━━━━━ Supplied material ━━━━━

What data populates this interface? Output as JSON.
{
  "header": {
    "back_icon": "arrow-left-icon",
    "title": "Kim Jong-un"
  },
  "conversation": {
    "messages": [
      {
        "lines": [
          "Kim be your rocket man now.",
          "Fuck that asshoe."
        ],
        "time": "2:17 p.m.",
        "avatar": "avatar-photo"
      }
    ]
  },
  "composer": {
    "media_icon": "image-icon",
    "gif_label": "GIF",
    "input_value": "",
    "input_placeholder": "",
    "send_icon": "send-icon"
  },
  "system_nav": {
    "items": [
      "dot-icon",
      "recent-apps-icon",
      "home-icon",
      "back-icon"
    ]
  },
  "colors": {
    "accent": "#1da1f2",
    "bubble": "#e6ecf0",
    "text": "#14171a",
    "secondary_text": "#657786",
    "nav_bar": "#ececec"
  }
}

━━━━━
━━━━━ Supplied material ━━━━━

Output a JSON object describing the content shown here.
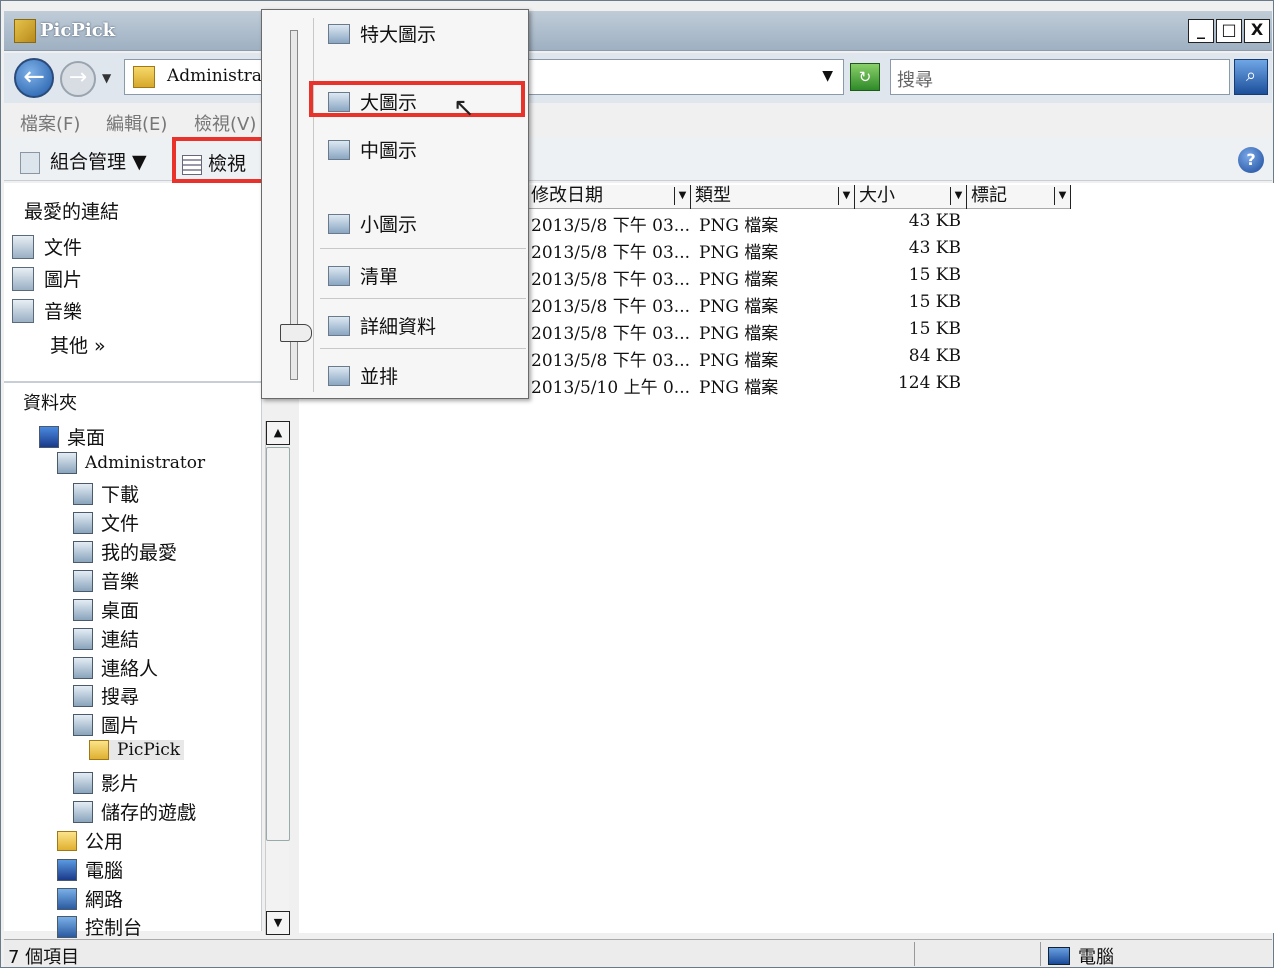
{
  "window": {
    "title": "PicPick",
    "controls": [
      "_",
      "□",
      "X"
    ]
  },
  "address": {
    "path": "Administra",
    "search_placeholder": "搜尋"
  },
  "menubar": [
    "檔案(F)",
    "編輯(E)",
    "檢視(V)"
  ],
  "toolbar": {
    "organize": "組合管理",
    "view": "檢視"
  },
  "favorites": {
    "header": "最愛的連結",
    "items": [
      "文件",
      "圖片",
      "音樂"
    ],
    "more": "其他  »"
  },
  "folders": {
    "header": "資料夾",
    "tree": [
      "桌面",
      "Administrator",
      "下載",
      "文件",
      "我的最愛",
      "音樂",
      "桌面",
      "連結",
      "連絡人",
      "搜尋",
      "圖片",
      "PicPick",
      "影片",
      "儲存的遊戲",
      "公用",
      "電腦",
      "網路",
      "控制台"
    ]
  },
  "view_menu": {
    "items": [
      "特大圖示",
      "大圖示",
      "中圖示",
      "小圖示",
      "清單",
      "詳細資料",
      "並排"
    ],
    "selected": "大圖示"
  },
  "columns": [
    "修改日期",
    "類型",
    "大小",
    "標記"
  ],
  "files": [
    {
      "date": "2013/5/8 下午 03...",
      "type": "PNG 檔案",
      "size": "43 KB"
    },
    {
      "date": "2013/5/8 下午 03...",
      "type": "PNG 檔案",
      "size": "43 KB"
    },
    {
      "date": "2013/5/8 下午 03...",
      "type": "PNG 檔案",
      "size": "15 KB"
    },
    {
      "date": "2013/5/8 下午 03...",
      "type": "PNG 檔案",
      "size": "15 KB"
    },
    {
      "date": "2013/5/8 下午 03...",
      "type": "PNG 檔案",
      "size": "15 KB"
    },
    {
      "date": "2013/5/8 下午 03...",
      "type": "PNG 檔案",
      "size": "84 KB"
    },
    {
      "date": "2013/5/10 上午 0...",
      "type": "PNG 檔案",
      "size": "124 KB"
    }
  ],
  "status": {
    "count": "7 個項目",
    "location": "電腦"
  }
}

━━━━━

### Problem to work on
Using the material above, gather every line that includes "JSON".

### Response to this task
What data populates this interface? Output as JSON.
Output a JSON object describing the content shown here.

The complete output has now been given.